» **REQUEST**: All lines holding the string "Portugal" are to be shown.

+--

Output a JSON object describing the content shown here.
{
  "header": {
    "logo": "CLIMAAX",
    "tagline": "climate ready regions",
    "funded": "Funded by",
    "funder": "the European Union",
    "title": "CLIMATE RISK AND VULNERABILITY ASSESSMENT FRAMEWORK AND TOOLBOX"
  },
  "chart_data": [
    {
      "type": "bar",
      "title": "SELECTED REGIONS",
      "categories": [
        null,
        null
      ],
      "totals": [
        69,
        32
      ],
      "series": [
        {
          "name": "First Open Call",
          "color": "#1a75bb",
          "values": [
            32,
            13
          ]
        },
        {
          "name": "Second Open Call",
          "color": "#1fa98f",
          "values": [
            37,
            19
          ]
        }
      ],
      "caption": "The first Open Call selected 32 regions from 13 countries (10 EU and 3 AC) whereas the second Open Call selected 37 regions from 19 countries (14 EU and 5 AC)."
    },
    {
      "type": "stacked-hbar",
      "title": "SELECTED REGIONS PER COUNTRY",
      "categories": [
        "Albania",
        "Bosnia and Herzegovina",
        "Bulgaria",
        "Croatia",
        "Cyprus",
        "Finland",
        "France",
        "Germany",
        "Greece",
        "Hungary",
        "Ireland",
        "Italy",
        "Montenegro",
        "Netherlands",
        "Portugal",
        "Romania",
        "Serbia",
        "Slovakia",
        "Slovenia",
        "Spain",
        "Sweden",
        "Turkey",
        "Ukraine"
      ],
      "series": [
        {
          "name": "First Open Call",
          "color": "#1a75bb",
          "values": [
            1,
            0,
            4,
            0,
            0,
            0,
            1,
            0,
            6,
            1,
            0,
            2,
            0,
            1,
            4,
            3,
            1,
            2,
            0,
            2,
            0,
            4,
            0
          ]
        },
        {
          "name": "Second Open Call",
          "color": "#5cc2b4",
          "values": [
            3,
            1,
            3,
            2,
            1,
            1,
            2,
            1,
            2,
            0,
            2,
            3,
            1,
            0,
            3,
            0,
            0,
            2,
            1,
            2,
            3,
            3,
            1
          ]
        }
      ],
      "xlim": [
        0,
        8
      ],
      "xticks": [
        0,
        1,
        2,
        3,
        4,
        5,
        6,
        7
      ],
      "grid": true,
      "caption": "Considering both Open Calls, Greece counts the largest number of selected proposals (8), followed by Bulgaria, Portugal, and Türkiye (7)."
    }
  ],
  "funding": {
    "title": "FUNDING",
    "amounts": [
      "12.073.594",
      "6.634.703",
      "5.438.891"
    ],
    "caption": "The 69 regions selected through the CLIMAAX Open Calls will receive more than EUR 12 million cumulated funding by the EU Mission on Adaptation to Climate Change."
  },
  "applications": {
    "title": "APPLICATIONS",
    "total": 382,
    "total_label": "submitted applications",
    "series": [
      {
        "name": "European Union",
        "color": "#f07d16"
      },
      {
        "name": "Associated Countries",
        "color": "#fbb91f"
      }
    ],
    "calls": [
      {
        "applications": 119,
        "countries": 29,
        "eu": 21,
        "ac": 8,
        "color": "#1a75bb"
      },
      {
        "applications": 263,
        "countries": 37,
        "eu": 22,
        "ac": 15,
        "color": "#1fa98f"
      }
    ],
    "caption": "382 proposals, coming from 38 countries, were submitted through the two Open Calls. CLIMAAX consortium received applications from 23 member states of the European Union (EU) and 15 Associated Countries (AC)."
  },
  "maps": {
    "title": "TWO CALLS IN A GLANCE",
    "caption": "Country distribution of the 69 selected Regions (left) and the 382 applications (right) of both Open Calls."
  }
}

+--

» **FINAL RESULT**:
        "Portugal",
      "caption": "Considering both Open Calls, Greece counts the largest number of selected proposals (8), followed by Bulgaria, Portugal, and Türkiye (7)."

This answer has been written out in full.